● **Exercise directions**
Every line that holds the string "consumer" is to be identified and copied.

— start Task material —

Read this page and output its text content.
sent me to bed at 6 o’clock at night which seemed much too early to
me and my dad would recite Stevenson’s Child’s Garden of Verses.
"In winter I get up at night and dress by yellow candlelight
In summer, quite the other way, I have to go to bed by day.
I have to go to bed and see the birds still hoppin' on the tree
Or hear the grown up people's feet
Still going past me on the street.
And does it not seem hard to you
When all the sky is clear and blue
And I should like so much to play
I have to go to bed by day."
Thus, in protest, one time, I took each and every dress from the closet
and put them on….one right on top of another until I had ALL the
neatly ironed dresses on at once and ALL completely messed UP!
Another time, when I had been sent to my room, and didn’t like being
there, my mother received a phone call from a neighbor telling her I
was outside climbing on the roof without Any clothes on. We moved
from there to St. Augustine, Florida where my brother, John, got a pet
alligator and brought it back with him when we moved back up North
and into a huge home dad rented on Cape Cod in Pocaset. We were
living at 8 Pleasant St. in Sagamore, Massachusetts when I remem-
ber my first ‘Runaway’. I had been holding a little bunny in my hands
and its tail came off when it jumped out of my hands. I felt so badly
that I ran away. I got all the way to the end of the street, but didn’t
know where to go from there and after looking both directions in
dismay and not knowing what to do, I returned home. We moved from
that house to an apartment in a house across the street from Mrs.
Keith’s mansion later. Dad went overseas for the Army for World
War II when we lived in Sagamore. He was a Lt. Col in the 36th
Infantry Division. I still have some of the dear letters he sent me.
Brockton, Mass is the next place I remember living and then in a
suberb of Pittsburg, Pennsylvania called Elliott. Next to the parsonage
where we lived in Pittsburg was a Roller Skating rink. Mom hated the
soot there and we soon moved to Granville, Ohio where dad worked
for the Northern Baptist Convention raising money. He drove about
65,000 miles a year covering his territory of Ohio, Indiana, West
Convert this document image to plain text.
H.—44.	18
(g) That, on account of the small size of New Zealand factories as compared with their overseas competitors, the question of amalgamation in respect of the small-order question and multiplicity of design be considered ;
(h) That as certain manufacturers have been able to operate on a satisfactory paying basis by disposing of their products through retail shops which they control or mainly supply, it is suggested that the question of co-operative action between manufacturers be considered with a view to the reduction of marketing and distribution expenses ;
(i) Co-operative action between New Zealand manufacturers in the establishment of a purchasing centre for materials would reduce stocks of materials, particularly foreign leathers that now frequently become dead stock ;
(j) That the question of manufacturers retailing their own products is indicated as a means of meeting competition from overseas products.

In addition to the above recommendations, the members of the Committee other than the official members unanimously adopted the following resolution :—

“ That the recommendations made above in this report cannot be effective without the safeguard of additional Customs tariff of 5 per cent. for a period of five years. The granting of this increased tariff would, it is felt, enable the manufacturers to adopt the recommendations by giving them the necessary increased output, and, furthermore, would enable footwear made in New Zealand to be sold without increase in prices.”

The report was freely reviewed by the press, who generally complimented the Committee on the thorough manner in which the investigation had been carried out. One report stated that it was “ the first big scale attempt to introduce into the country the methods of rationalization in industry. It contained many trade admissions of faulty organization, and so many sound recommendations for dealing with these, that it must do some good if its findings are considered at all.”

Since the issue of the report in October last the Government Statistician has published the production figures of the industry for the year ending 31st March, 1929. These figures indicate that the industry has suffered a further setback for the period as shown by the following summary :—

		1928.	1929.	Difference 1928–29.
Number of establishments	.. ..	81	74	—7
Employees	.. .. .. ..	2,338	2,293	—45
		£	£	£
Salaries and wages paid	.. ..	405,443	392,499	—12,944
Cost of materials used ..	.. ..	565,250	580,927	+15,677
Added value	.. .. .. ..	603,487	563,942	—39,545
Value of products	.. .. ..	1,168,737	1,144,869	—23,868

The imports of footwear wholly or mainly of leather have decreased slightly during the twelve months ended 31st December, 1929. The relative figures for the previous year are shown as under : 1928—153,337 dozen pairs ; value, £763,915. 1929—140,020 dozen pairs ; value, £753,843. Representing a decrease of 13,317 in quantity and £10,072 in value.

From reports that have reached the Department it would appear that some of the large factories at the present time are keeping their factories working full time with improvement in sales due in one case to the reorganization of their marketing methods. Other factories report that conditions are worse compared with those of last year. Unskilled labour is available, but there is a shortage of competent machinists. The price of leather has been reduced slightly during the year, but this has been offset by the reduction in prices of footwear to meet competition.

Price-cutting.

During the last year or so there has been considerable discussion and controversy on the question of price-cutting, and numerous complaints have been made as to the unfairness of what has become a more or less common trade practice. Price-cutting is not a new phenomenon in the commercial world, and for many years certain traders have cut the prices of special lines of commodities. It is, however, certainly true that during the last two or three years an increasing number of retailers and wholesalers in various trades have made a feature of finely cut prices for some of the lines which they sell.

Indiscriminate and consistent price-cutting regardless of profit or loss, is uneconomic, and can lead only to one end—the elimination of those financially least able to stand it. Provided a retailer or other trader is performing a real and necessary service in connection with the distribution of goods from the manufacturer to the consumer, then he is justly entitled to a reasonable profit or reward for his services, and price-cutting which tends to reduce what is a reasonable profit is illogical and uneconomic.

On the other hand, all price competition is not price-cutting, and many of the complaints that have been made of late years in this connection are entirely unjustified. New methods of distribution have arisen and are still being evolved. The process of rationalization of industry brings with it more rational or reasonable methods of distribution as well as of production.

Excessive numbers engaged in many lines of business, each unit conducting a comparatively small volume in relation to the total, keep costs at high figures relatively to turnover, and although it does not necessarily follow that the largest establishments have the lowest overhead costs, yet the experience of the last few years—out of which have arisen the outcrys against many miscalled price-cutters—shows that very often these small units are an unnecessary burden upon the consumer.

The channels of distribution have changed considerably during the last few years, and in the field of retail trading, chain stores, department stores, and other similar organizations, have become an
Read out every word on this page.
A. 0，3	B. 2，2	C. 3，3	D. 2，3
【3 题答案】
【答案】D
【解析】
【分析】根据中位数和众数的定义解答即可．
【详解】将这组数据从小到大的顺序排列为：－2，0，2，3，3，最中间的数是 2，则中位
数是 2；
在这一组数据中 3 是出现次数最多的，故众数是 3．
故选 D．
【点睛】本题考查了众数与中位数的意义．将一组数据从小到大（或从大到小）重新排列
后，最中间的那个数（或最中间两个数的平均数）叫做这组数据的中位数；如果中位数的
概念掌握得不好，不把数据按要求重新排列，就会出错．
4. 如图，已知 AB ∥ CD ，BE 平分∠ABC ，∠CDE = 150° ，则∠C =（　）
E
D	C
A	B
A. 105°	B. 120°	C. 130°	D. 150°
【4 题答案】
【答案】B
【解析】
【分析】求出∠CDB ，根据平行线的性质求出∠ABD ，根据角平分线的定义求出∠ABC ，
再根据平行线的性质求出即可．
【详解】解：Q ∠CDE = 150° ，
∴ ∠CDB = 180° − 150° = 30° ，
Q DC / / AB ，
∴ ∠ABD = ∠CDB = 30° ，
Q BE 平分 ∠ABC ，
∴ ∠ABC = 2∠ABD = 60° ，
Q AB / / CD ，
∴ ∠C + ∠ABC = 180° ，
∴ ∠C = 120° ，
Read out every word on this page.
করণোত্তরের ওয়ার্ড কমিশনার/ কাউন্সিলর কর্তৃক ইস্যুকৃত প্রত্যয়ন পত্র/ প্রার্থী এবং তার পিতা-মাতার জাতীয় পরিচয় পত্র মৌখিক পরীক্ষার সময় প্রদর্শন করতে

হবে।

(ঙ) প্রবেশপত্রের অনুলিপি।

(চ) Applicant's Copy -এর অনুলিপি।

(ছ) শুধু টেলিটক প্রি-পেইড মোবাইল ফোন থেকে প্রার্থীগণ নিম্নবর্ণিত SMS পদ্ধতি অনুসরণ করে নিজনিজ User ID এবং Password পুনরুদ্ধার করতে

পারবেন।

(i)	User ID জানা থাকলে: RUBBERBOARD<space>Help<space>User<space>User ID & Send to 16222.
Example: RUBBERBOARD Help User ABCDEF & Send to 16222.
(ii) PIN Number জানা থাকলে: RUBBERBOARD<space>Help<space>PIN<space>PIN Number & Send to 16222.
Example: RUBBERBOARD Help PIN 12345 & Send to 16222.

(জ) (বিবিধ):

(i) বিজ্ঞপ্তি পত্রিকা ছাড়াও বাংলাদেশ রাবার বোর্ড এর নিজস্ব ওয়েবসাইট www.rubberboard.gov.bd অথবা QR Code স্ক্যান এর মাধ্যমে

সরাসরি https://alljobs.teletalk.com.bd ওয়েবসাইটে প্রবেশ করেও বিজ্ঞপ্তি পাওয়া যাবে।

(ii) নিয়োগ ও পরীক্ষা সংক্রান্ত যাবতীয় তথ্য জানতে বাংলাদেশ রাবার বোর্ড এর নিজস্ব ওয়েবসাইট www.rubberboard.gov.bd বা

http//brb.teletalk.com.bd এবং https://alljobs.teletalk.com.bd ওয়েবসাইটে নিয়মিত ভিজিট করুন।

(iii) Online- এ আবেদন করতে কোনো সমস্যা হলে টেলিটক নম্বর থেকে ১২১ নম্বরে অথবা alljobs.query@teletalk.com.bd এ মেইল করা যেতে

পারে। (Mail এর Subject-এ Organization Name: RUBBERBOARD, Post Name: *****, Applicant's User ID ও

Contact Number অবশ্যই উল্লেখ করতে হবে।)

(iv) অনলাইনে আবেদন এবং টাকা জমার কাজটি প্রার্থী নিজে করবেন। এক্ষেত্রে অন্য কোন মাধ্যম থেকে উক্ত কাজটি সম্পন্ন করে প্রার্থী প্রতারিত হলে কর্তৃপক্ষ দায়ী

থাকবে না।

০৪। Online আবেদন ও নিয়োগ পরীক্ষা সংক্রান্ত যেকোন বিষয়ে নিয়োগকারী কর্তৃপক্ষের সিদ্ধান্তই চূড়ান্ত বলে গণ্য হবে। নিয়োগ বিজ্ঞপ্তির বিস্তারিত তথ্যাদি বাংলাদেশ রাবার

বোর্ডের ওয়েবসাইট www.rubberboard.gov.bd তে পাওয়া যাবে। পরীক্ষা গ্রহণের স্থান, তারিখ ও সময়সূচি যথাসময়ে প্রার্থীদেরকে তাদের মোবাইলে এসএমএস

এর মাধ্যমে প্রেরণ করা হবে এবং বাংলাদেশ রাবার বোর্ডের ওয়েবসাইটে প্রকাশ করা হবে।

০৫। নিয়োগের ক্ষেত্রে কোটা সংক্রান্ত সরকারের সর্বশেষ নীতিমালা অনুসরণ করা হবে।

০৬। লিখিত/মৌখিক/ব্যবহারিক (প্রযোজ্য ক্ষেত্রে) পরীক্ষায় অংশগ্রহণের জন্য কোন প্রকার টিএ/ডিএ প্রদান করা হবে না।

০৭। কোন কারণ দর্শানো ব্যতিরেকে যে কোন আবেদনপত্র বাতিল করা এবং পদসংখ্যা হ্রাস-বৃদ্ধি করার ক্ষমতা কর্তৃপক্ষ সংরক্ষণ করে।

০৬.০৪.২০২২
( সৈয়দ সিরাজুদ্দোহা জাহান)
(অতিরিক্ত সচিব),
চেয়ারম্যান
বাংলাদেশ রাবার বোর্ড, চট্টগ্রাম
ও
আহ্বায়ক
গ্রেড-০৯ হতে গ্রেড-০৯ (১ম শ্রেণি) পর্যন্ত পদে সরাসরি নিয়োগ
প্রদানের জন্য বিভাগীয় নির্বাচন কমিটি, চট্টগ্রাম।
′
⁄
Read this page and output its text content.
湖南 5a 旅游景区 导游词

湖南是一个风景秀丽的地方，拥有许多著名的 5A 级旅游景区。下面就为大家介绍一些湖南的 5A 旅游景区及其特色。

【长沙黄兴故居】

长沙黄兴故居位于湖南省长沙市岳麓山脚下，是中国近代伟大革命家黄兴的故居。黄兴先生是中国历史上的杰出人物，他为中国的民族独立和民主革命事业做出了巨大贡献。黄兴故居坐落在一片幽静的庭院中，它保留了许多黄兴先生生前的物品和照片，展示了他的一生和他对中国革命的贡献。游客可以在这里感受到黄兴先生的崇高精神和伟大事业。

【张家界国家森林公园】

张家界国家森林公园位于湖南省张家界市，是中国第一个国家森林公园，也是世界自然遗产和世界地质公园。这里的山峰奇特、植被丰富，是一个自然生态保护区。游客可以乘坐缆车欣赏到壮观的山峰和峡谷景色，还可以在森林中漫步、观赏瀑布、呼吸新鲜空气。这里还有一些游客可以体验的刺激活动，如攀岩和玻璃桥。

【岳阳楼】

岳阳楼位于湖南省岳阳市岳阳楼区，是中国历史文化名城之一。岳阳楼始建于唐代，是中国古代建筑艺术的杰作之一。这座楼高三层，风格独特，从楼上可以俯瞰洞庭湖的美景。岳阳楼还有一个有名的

— end Task material —

● **Task result**
Indiscriminate and consistent price-cutting regardless of profit or loss, is uneconomic, and can lead only to one end—the elimination of those financially least able to stand it. Provided a retailer or other trader is performing a real and necessary service in connection with the distribution of goods from the manufacturer to the consumer, then he is justly entitled to a reasonable profit or reward for his services, and price-cutting which tends to reduce what is a reasonable profit is illogical and uneconomic.
Excessive numbers engaged in many lines of business, each unit conducting a comparatively small volume in relation to the total, keep costs at high figures relatively to turnover, and although it does not necessarily follow that the largest establishments have the lowest overhead costs, yet the experience of the last few years—out of which have arisen the outcrys against many miscalled price-cutters—shows that very often these small units are an unnecessary burden upon the consumer.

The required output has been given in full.